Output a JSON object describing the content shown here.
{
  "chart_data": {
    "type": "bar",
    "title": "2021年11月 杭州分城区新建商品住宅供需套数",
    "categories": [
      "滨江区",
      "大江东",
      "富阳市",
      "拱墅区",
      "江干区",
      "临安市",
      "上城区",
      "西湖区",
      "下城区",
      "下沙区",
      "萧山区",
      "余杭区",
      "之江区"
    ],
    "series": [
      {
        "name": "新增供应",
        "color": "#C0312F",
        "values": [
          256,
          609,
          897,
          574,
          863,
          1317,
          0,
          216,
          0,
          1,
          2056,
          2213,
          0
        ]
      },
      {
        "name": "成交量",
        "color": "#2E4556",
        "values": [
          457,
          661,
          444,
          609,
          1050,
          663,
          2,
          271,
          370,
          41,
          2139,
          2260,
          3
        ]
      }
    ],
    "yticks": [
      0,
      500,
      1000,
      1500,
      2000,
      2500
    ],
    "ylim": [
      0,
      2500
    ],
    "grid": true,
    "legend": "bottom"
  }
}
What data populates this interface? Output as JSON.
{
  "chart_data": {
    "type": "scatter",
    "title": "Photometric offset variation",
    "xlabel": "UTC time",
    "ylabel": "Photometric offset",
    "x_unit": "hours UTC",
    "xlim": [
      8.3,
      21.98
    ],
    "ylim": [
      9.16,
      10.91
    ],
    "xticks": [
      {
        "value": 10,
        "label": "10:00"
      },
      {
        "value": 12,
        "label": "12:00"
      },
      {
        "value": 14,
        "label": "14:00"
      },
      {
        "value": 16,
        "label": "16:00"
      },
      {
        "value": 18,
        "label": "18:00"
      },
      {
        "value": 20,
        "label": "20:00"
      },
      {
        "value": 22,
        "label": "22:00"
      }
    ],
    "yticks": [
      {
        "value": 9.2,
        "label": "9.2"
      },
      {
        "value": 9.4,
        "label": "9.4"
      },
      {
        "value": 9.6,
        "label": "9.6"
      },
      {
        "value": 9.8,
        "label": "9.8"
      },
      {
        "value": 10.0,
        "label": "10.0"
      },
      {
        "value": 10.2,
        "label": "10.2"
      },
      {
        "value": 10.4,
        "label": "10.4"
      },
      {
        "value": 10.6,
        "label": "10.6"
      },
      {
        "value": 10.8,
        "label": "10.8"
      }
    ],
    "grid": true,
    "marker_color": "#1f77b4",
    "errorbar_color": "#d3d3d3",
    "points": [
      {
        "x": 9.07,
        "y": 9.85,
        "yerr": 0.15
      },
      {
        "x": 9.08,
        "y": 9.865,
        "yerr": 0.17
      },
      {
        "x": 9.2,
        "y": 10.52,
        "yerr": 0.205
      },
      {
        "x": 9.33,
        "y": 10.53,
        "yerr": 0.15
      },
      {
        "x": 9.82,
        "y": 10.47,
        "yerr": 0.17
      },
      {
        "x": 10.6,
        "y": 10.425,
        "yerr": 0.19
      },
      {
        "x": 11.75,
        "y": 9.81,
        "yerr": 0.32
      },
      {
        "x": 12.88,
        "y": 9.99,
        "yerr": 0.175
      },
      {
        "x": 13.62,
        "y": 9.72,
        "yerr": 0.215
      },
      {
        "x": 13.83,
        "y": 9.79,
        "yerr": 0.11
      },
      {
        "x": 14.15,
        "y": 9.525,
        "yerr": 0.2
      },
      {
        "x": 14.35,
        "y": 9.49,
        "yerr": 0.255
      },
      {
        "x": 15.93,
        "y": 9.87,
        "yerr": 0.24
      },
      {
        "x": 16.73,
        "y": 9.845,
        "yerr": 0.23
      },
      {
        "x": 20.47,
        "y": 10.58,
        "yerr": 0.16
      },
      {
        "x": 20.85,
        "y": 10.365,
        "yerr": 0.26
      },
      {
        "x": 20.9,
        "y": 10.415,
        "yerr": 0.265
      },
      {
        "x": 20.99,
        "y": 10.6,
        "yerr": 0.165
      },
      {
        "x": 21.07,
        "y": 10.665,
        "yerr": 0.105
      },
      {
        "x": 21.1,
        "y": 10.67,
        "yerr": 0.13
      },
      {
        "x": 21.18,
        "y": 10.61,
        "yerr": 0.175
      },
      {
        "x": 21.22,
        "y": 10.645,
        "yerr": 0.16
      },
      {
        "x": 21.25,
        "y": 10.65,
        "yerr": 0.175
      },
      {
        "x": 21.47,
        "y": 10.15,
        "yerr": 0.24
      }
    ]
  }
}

------------------------------

The task — Output all of the data above without any alteration.

Solution —
Output a JSON object describing the content shown here.
{
  "chart_data": {
    "type": "bar",
    "title": "2021年11月 杭州分城区新建商品住宅供需套数",
    "categories": [
      "滨江区",
      "大江东",
      "富阳市",
      "拱墅区",
      "江干区",
      "临安市",
      "上城区",
      "西湖区",
      "下城区",
      "下沙区",
      "萧山区",
      "余杭区",
      "之江区"
    ],
    "series": [
      {
        "name": "新增供应",
        "color": "#C0312F",
        "values": [
          256,
          609,
          897,
          574,
          863,
          1317,
          0,
          216,
          0,
          1,
          2056,
          2213,
          0
        ]
      },
      {
        "name": "成交量",
        "color": "#2E4556",
        "values": [
          457,
          661,
          444,
          609,
          1050,
          663,
          2,
          271,
          370,
          41,
          2139,
          2260,
          3
        ]
      }
    ],
    "yticks": [
      0,
      500,
      1000,
      1500,
      2000,
      2500
    ],
    "ylim": [
      0,
      2500
    ],
    "grid": true,
    "legend": "bottom"
  }
}
What data populates this interface? Output as JSON.
{
  "chart_data": {
    "type": "scatter",
    "title": "Photometric offset variation",
    "xlabel": "UTC time",
    "ylabel": "Photometric offset",
    "x_unit": "hours UTC",
    "xlim": [
      8.3,
      21.98
    ],
    "ylim": [
      9.16,
      10.91
    ],
    "xticks": [
      {
        "value": 10,
        "label": "10:00"
      },
      {
        "value": 12,
        "label": "12:00"
      },
      {
        "value": 14,
        "label": "14:00"
      },
      {
        "value": 16,
        "label": "16:00"
      },
      {
        "value": 18,
        "label": "18:00"
      },
      {
        "value": 20,
        "label": "20:00"
      },
      {
        "value": 22,
        "label": "22:00"
      }
    ],
    "yticks": [
      {
        "value": 9.2,
        "label": "9.2"
      },
      {
        "value": 9.4,
        "label": "9.4"
      },
      {
        "value": 9.6,
        "label": "9.6"
      },
      {
        "value": 9.8,
        "label": "9.8"
      },
      {
        "value": 10.0,
        "label": "10.0"
      },
      {
        "value": 10.2,
        "label": "10.2"
      },
      {
        "value": 10.4,
        "label": "10.4"
      },
      {
        "value": 10.6,
        "label": "10.6"
      },
      {
        "value": 10.8,
        "label": "10.8"
      }
    ],
    "grid": true,
    "marker_color": "#1f77b4",
    "errorbar_color": "#d3d3d3",
    "points": [
      {
        "x": 9.07,
        "y": 9.85,
        "yerr": 0.15
      },
      {
        "x": 9.08,
        "y": 9.865,
        "yerr": 0.17
      },
      {
        "x": 9.2,
        "y": 10.52,
        "yerr": 0.205
      },
      {
        "x": 9.33,
        "y": 10.53,
        "yerr": 0.15
      },
      {
        "x": 9.82,
        "y": 10.47,
        "yerr": 0.17
      },
      {
        "x": 10.6,
        "y": 10.425,
        "yerr": 0.19
      },
      {
        "x": 11.75,
        "y": 9.81,
        "yerr": 0.32
      },
      {
        "x": 12.88,
        "y": 9.99,
        "yerr": 0.175
      },
      {
        "x": 13.62,
        "y": 9.72,
        "yerr": 0.215
      },
      {
        "x": 13.83,
        "y": 9.79,
        "yerr": 0.11
      },
      {
        "x": 14.15,
        "y": 9.525,
        "yerr": 0.2
      },
      {
        "x": 14.35,
        "y": 9.49,
        "yerr": 0.255
      },
      {
        "x": 15.93,
        "y": 9.87,
        "yerr": 0.24
      },
      {
        "x": 16.73,
        "y": 9.845,
        "yerr": 0.23
      },
      {
        "x": 20.47,
        "y": 10.58,
        "yerr": 0.16
      },
      {
        "x": 20.85,
        "y": 10.365,
        "yerr": 0.26
      },
      {
        "x": 20.9,
        "y": 10.415,
        "yerr": 0.265
      },
      {
        "x": 20.99,
        "y": 10.6,
        "yerr": 0.165
      },
      {
        "x": 21.07,
        "y": 10.665,
        "yerr": 0.105
      },
      {
        "x": 21.1,
        "y": 10.67,
        "yerr": 0.13
      },
      {
        "x": 21.18,
        "y": 10.61,
        "yerr": 0.175
      },
      {
        "x": 21.22,
        "y": 10.645,
        "yerr": 0.16
      },
      {
        "x": 21.25,
        "y": 10.65,
        "yerr": 0.175
      },
      {
        "x": 21.47,
        "y": 10.15,
        "yerr": 0.24
      }
    ]
  }
}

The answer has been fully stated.